# Task to carry out:
Set down the full listing exactly as given. Any pictures are to be left out.

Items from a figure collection
------------------------------------------------------------

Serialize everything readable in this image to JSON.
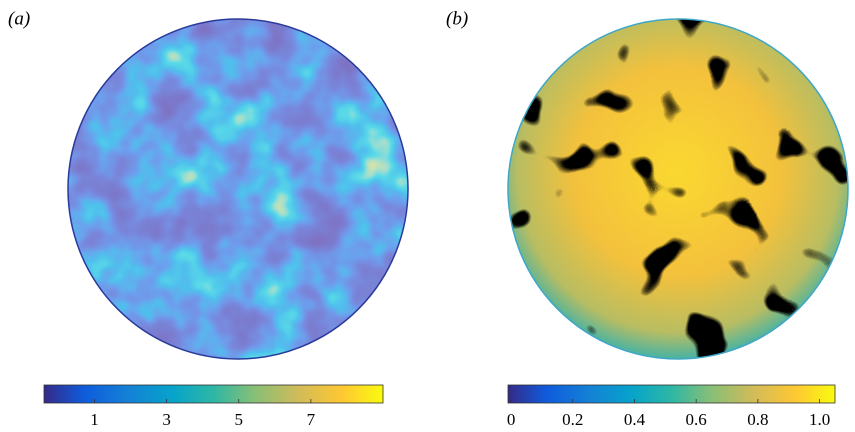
{
  "chart_data": [
    {
      "type": "colormap-field",
      "panel_label": "(a)",
      "colormap": "parula",
      "clim": [
        -0.4,
        9
      ],
      "cticks": [
        1,
        3,
        5,
        7
      ]
    },
    {
      "type": "colormap-field",
      "panel_label": "(b)",
      "colormap": "parula",
      "mask_color": "#000000",
      "clim": [
        -0.01,
        1.05
      ],
      "cticks": [
        0,
        0.2,
        0.4,
        0.6,
        0.8,
        {
          "value": 1,
          "label": "1.0"
        }
      ]
    }
  ]
}
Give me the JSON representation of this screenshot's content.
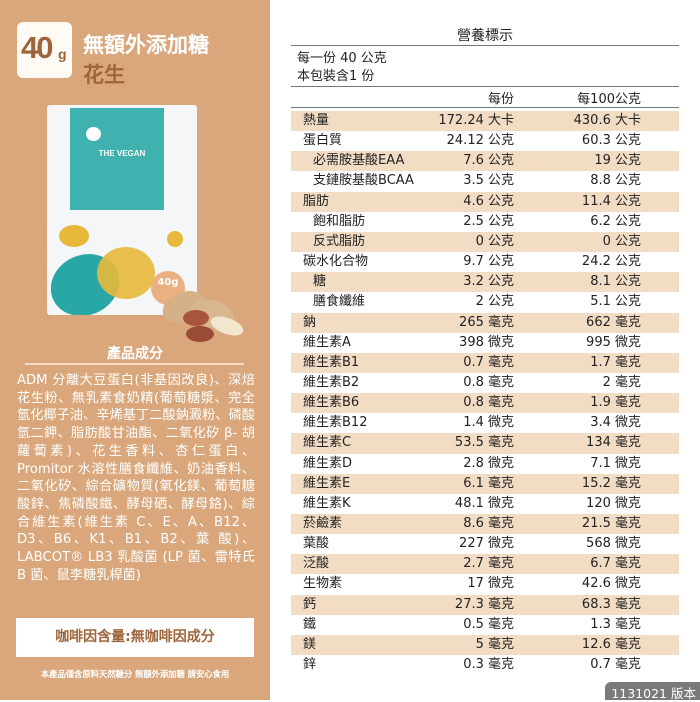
{
  "left": {
    "badge_number": "40",
    "badge_unit": "g",
    "title": "無額外添加糖",
    "flavor": "花生",
    "package": {
      "brand": "THE VEGAN",
      "badge": "40g"
    },
    "ingredients_heading": "產品成分",
    "ingredients": "ADM 分離大豆蛋白(非基因改良)、深焙花生粉、無乳素食奶精(葡萄糖漿、完全氫化椰子油、辛烯基丁二酸鈉澱粉、磷酸氫二鉀、脂肪酸甘油酯、二氧化矽 β- 胡蘿蔔素)、花生香料、杏仁蛋白、Promitor 水溶性膳食纖維、奶油香料、二氧化矽、綜合礦物質(氧化鎂、葡萄糖酸鋅、焦磷酸鐵、酵母硒、酵母鉻)、綜合維生素(維生素 C、E、A、B12、D3、B6、K1、B1、B2、葉 酸)、LABCOT® LB3 乳酸菌 (LP 菌、雷特氏 B 菌、鼠李糖乳桿菌)",
    "caffeine": "咖啡因含量:無咖啡因成分",
    "footer": "本產品僅含原料天然糖分 無額外添加糖 請安心食用"
  },
  "nutrition": {
    "title": "營養標示",
    "serving_size": "每一份 40 公克",
    "servings": "本包裝含1 份",
    "col_per_serving": "每份",
    "col_per_100": "每100公克",
    "rows": [
      {
        "name": "熱量",
        "per": "172.24 大卡",
        "per100": "430.6 大卡",
        "indent": false
      },
      {
        "name": "蛋白質",
        "per": "24.12 公克",
        "per100": "60.3 公克",
        "indent": false
      },
      {
        "name": "必需胺基酸EAA",
        "per": "7.6 公克",
        "per100": "19 公克",
        "indent": true
      },
      {
        "name": "支鏈胺基酸BCAA",
        "per": "3.5 公克",
        "per100": "8.8 公克",
        "indent": true
      },
      {
        "name": "脂肪",
        "per": "4.6 公克",
        "per100": "11.4 公克",
        "indent": false
      },
      {
        "name": "飽和脂肪",
        "per": "2.5 公克",
        "per100": "6.2 公克",
        "indent": true
      },
      {
        "name": "反式脂肪",
        "per": "0 公克",
        "per100": "0 公克",
        "indent": true
      },
      {
        "name": "碳水化合物",
        "per": "9.7 公克",
        "per100": "24.2 公克",
        "indent": false
      },
      {
        "name": "糖",
        "per": "3.2 公克",
        "per100": "8.1 公克",
        "indent": true
      },
      {
        "name": "膳食纖維",
        "per": "2 公克",
        "per100": "5.1 公克",
        "indent": true
      },
      {
        "name": "鈉",
        "per": "265 毫克",
        "per100": "662 毫克",
        "indent": false
      },
      {
        "name": "維生素A",
        "per": "398 微克",
        "per100": "995 微克",
        "indent": false
      },
      {
        "name": "維生素B1",
        "per": "0.7 毫克",
        "per100": "1.7 毫克",
        "indent": false
      },
      {
        "name": "維生素B2",
        "per": "0.8 毫克",
        "per100": "2 毫克",
        "indent": false
      },
      {
        "name": "維生素B6",
        "per": "0.8 毫克",
        "per100": "1.9 毫克",
        "indent": false
      },
      {
        "name": "維生素B12",
        "per": "1.4 微克",
        "per100": "3.4 微克",
        "indent": false
      },
      {
        "name": "維生素C",
        "per": "53.5 毫克",
        "per100": "134 毫克",
        "indent": false
      },
      {
        "name": "維生素D",
        "per": "2.8 微克",
        "per100": "7.1 微克",
        "indent": false
      },
      {
        "name": "維生素E",
        "per": "6.1 毫克",
        "per100": "15.2 毫克",
        "indent": false
      },
      {
        "name": "維生素K",
        "per": "48.1 微克",
        "per100": "120 微克",
        "indent": false
      },
      {
        "name": "菸鹼素",
        "per": "8.6 毫克",
        "per100": "21.5 毫克",
        "indent": false
      },
      {
        "name": "葉酸",
        "per": "227 微克",
        "per100": "568 微克",
        "indent": false
      },
      {
        "name": "泛酸",
        "per": "2.7 毫克",
        "per100": "6.7 毫克",
        "indent": false
      },
      {
        "name": "生物素",
        "per": "17 微克",
        "per100": "42.6 微克",
        "indent": false
      },
      {
        "name": "鈣",
        "per": "27.3 毫克",
        "per100": "68.3 毫克",
        "indent": false
      },
      {
        "name": "鐵",
        "per": "0.5 毫克",
        "per100": "1.3 毫克",
        "indent": false
      },
      {
        "name": "鎂",
        "per": "5 毫克",
        "per100": "12.6 毫克",
        "indent": false
      },
      {
        "name": "鋅",
        "per": "0.3 毫克",
        "per100": "0.7 毫克",
        "indent": false
      }
    ]
  },
  "version": "1131021 版本",
  "colors": {
    "panel": "#d9a77b",
    "brown": "#9f653a",
    "row_shade": "#f2dcc4",
    "teal": "#3fb2b0"
  }
}
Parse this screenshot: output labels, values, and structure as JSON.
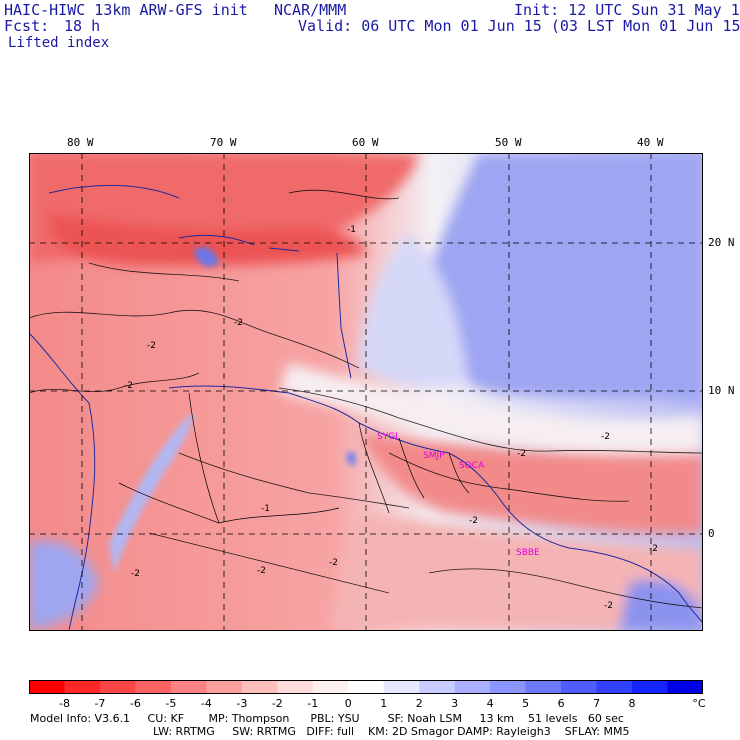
{
  "header": {
    "model_title": "HAIC-HIWC 13km ARW-GFS init",
    "org": "NCAR/MMM",
    "init": "Init: 12 UTC Sun 31 May 15",
    "fcst_label": "Fcst:",
    "fcst_value": "18 h",
    "valid": "Valid: 06 UTC Mon 01 Jun 15 (03 LST Mon 01 Jun 15)",
    "field_name": "Lifted index"
  },
  "map": {
    "lon_labels": [
      "80 W",
      "70 W",
      "60 W",
      "50 W",
      "40 W"
    ],
    "lat_labels": [
      "20 N",
      "10 N",
      "0"
    ],
    "contour_labels": [
      "-2",
      "-2",
      "-2",
      "-2",
      "-2",
      "-2",
      "-2",
      "-2",
      "-2",
      "-1",
      "-1",
      "-2",
      "-2"
    ],
    "stations": [
      "SYGI",
      "SMJP",
      "SOCA",
      "SBBE"
    ]
  },
  "colorbar": {
    "colors": [
      "#ff0000",
      "#ff2828",
      "#ff4646",
      "#ff6464",
      "#ff8282",
      "#ffa0a0",
      "#ffbebe",
      "#ffdcdc",
      "#fff0f0",
      "#ffffff",
      "#e6e8ff",
      "#c8ccff",
      "#aab0ff",
      "#8c94ff",
      "#6e78ff",
      "#505cff",
      "#3240ff",
      "#1424ff",
      "#0000e6"
    ],
    "labels": [
      "-8",
      "-7",
      "-6",
      "-5",
      "-4",
      "-3",
      "-2",
      "-1",
      "0",
      "1",
      "2",
      "3",
      "4",
      "5",
      "6",
      "7",
      "8"
    ],
    "unit": "°C"
  },
  "model_info": {
    "line1": "Model Info: V3.6.1     CU: KF       MP: Thompson      PBL: YSU        SF: Noah LSM     13 km    51 levels   60 sec",
    "line2": "LW: RRTMG     SW: RRTMG   DIFF: full    KM: 2D Smagor DAMP: Rayleigh3    SFLAY: MM5"
  }
}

------------------------------------------------------------

# Finished task:
Serialize everything readable in this image to JSON.
{
  "chart_data": [
    {
      "type": "colormap-field",
      "panel_label": "(a)",
      "colormap": "parula",
      "clim": [
        -0.4,
        9
      ],
      "cticks": [
        1,
        3,
        5,
        7
      ]
    },
    {
      "type": "colormap-field",
      "panel_label": "(b)",
      "colormap": "parula",
      "mask_color": "#000000",
      "clim": [
        -0.01,
        1.05
      ],
      "cticks": [
        0,
        0.2,
        0.4,
        0.6,
        0.8,
        {
          "value": 1,
          "label": "1.0"
        }
      ]
    }
  ]
}
Give me the JSON representation of this screenshot's content.
{
  "left": {
    "badge_number": "40",
    "badge_unit": "g",
    "title": "無額外添加糖",
    "flavor": "花生",
    "package": {
      "brand": "THE VEGAN",
      "badge": "40g"
    },
    "ingredients_heading": "產品成分",
    "ingredients": "ADM 分離大豆蛋白(非基因改良)、深焙花生粉、無乳素食奶精(葡萄糖漿、完全氫化椰子油、辛烯基丁二酸鈉澱粉、磷酸氫二鉀、脂肪酸甘油酯、二氧化矽 β- 胡蘿蔔素)、花生香料、杏仁蛋白、Promitor 水溶性膳食纖維、奶油香料、二氧化矽、綜合礦物質(氧化鎂、葡萄糖酸鋅、焦磷酸鐵、酵母硒、酵母鉻)、綜合維生素(維生素 C、E、A、B12、D3、B6、K1、B1、B2、葉 酸)、LABCOT® LB3 乳酸菌 (LP 菌、雷特氏 B 菌、鼠李糖乳桿菌)",
    "caffeine": "咖啡因含量:無咖啡因成分",
    "footer": "本產品僅含原料天然糖分 無額外添加糖 請安心食用"
  },
  "nutrition": {
    "title": "營養標示",
    "serving_size": "每一份 40 公克",
    "servings": "本包裝含1 份",
    "col_per_serving": "每份",
    "col_per_100": "每100公克",
    "rows": [
      {
        "name": "熱量",
        "per": "172.24 大卡",
        "per100": "430.6 大卡",
        "indent": false
      },
      {
        "name": "蛋白質",
        "per": "24.12 公克",
        "per100": "60.3 公克",
        "indent": false
      },
      {
        "name": "必需胺基酸EAA",
        "per": "7.6 公克",
        "per100": "19 公克",
        "indent": true
      },
      {
        "name": "支鏈胺基酸BCAA",
        "per": "3.5 公克",
        "per100": "8.8 公克",
        "indent": true
      },
      {
        "name": "脂肪",
        "per": "4.6 公克",
        "per100": "11.4 公克",
        "indent": false
      },
      {
        "name": "飽和脂肪",
        "per": "2.5 公克",
        "per100": "6.2 公克",
        "indent": true
      },
      {
        "name": "反式脂肪",
        "per": "0 公克",
        "per100": "0 公克",
        "indent": true
      },
      {
        "name": "碳水化合物",
        "per": "9.7 公克",
        "per100": "24.2 公克",
        "indent": false
      },
      {
        "name": "糖",
        "per": "3.2 公克",
        "per100": "8.1 公克",
        "indent": true
      },
      {
        "name": "膳食纖維",
        "per": "2 公克",
        "per100": "5.1 公克",
        "indent": true
      },
      {
        "name": "鈉",
        "per": "265 毫克",
        "per100": "662 毫克",
        "indent": false
      },
      {
        "name": "維生素A",
        "per": "398 微克",
        "per100": "995 微克",
        "indent": false
      },
      {
        "name": "維生素B1",
        "per": "0.7 毫克",
        "per100": "1.7 毫克",
        "indent": false
      },
      {
        "name": "維生素B2",
        "per": "0.8 毫克",
        "per100": "2 毫克",
        "indent": false
      },
      {
        "name": "維生素B6",
        "per": "0.8 毫克",
        "per100": "1.9 毫克",
        "indent": false
      },
      {
        "name": "維生素B12",
        "per": "1.4 微克",
        "per100": "3.4 微克",
        "indent": false
      },
      {
        "name": "維生素C",
        "per": "53.5 毫克",
        "per100": "134 毫克",
        "indent": false
      },
      {
        "name": "維生素D",
        "per": "2.8 微克",
        "per100": "7.1 微克",
        "indent": false
      },
      {
        "name": "維生素E",
        "per": "6.1 毫克",
        "per100": "15.2 毫克",
        "indent": false
      },
      {
        "name": "維生素K",
        "per": "48.1 微克",
        "per100": "120 微克",
        "indent": false
      },
      {
        "name": "菸鹼素",
        "per": "8.6 毫克",
        "per100": "21.5 毫克",
        "indent": false
      },
      {
        "name": "葉酸",
        "per": "227 微克",
        "per100": "568 微克",
        "indent": false
      },
      {
        "name": "泛酸",
        "per": "2.7 毫克",
        "per100": "6.7 毫克",
        "indent": false
      },
      {
        "name": "生物素",
        "per": "17 微克",
        "per100": "42.6 微克",
        "indent": false
      },
      {
        "name": "鈣",
        "per": "27.3 毫克",
        "per100": "68.3 毫克",
        "indent": false
      },
      {
        "name": "鐵",
        "per": "0.5 毫克",
        "per100": "1.3 毫克",
        "indent": false
      },
      {
        "name": "鎂",
        "per": "5 毫克",
        "per100": "12.6 毫克",
        "indent": false
      },
      {
        "name": "鋅",
        "per": "0.3 毫克",
        "per100": "0.7 毫克",
        "indent": false
      }
    ]
  },
  "version": "1131021 版本",
  "colors": {
    "panel": "#d9a77b",
    "brown": "#9f653a",
    "row_shade": "#f2dcc4",
    "teal": "#3fb2b0"
  }
}
Parse this screenshot: output labels, values, and structure as JSON.
{
  "header": {
    "model_title": "HAIC-HIWC 13km ARW-GFS init",
    "org": "NCAR/MMM",
    "init": "Init: 12 UTC Sun 31 May 15",
    "fcst_label": "Fcst:",
    "fcst_value": "18 h",
    "valid": "Valid: 06 UTC Mon 01 Jun 15 (03 LST Mon 01 Jun 15)",
    "field_name": "Lifted index"
  },
  "map": {
    "lon_labels": [
      "80 W",
      "70 W",
      "60 W",
      "50 W",
      "40 W"
    ],
    "lat_labels": [
      "20 N",
      "10 N",
      "0"
    ],
    "contour_labels": [
      "-2",
      "-2",
      "-2",
      "-2",
      "-2",
      "-2",
      "-2",
      "-2",
      "-2",
      "-1",
      "-1",
      "-2",
      "-2"
    ],
    "stations": [
      "SYGI",
      "SMJP",
      "SOCA",
      "SBBE"
    ]
  },
  "colorbar": {
    "colors": [
      "#ff0000",
      "#ff2828",
      "#ff4646",
      "#ff6464",
      "#ff8282",
      "#ffa0a0",
      "#ffbebe",
      "#ffdcdc",
      "#fff0f0",
      "#ffffff",
      "#e6e8ff",
      "#c8ccff",
      "#aab0ff",
      "#8c94ff",
      "#6e78ff",
      "#505cff",
      "#3240ff",
      "#1424ff",
      "#0000e6"
    ],
    "labels": [
      "-8",
      "-7",
      "-6",
      "-5",
      "-4",
      "-3",
      "-2",
      "-1",
      "0",
      "1",
      "2",
      "3",
      "4",
      "5",
      "6",
      "7",
      "8"
    ],
    "unit": "°C"
  },
  "model_info": {
    "line1": "Model Info: V3.6.1     CU: KF       MP: Thompson      PBL: YSU        SF: Noah LSM     13 km    51 levels   60 sec",
    "line2": "LW: RRTMG     SW: RRTMG   DIFF: full    KM: 2D Smagor DAMP: Rayleigh3    SFLAY: MM5"
  }
}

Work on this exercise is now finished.